* _Given data_:
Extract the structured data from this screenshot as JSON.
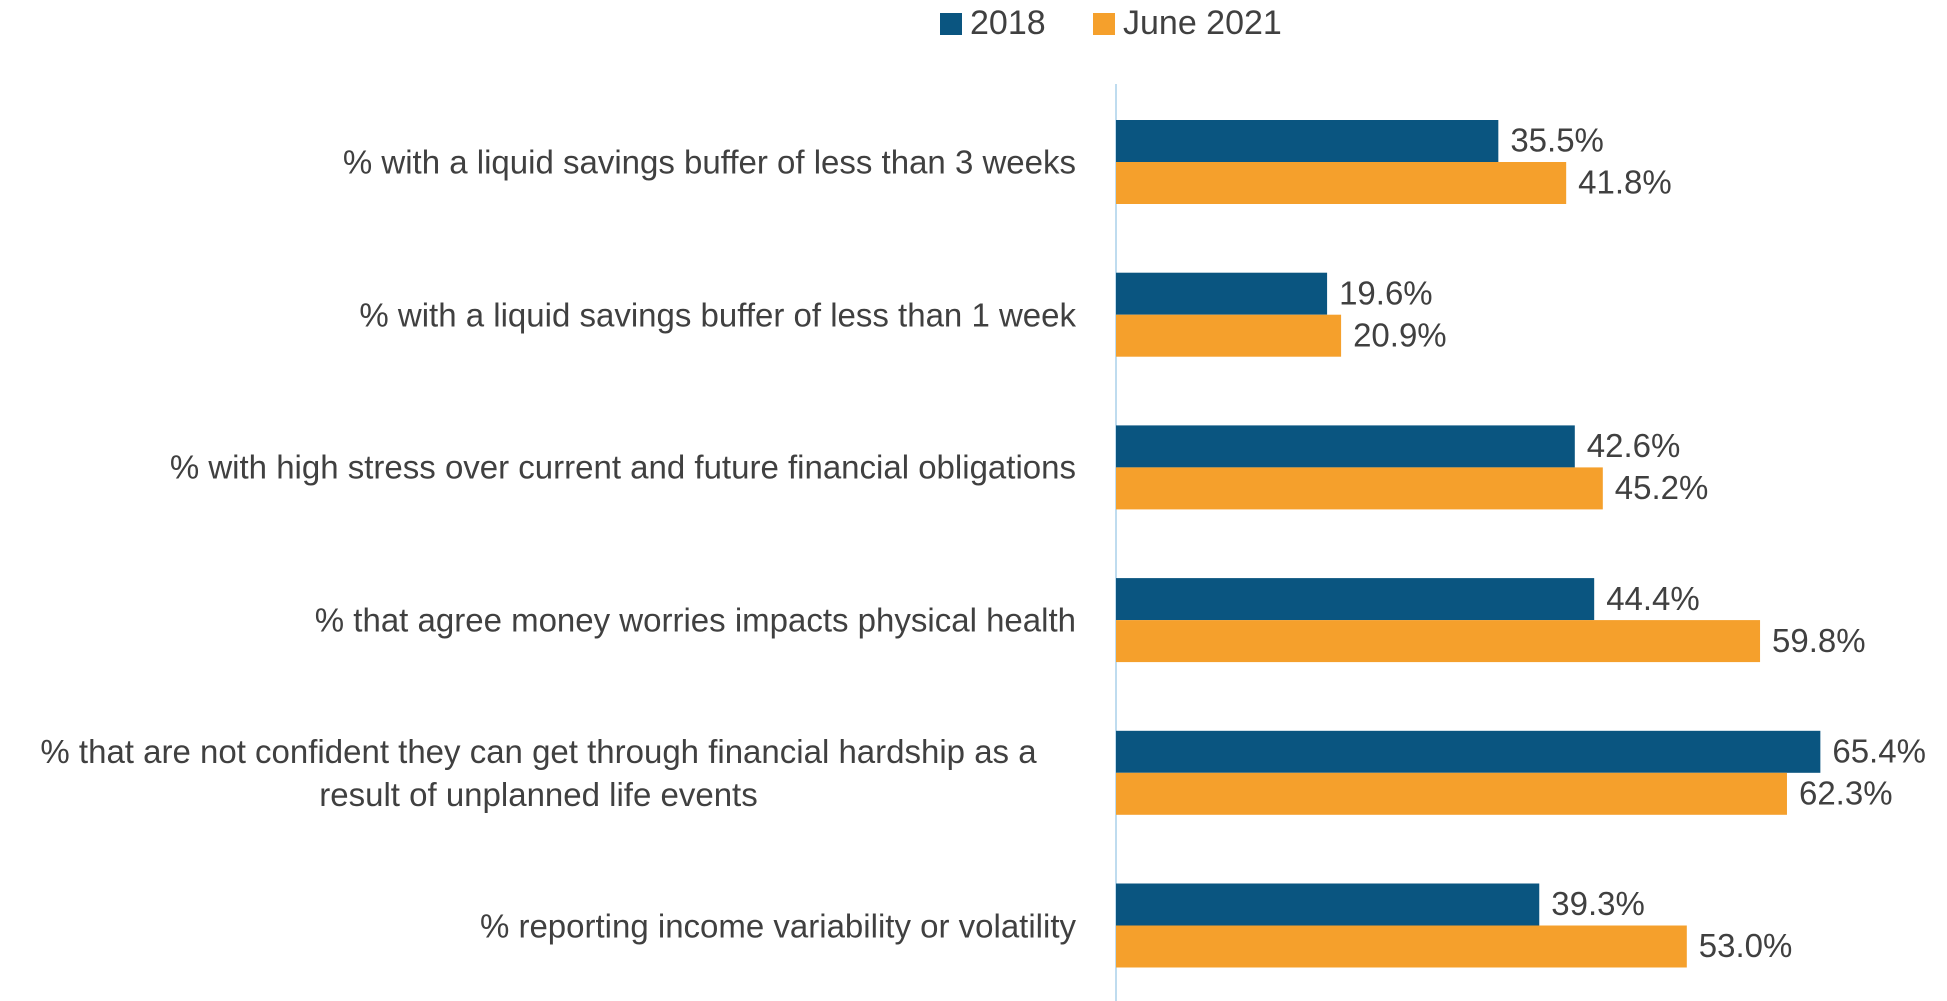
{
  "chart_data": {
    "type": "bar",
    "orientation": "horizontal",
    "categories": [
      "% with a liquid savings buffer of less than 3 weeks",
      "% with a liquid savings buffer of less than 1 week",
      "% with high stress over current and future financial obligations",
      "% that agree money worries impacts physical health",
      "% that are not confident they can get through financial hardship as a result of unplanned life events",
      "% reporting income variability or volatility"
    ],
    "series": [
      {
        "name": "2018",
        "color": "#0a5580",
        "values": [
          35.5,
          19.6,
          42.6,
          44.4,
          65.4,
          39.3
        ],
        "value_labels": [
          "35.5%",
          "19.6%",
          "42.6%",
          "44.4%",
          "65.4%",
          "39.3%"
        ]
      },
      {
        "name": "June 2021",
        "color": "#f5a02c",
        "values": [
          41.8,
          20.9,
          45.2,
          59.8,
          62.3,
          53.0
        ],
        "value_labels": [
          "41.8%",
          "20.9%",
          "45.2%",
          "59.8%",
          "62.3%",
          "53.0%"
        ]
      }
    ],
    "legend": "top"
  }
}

* _What is being asked_:
Write out the records above exactly as they appear, leaving out any pictures.

* _Result for this exercise_:
Extract the structured data from this screenshot as JSON.
{
  "chart_data": {
    "type": "bar",
    "orientation": "horizontal",
    "categories": [
      "% with a liquid savings buffer of less than 3 weeks",
      "% with a liquid savings buffer of less than 1 week",
      "% with high stress over current and future financial obligations",
      "% that agree money worries impacts physical health",
      "% that are not confident they can get through financial hardship as a result of unplanned life events",
      "% reporting income variability or volatility"
    ],
    "series": [
      {
        "name": "2018",
        "color": "#0a5580",
        "values": [
          35.5,
          19.6,
          42.6,
          44.4,
          65.4,
          39.3
        ],
        "value_labels": [
          "35.5%",
          "19.6%",
          "42.6%",
          "44.4%",
          "65.4%",
          "39.3%"
        ]
      },
      {
        "name": "June 2021",
        "color": "#f5a02c",
        "values": [
          41.8,
          20.9,
          45.2,
          59.8,
          62.3,
          53.0
        ],
        "value_labels": [
          "41.8%",
          "20.9%",
          "45.2%",
          "59.8%",
          "62.3%",
          "53.0%"
        ]
      }
    ],
    "legend": "top"
  }
}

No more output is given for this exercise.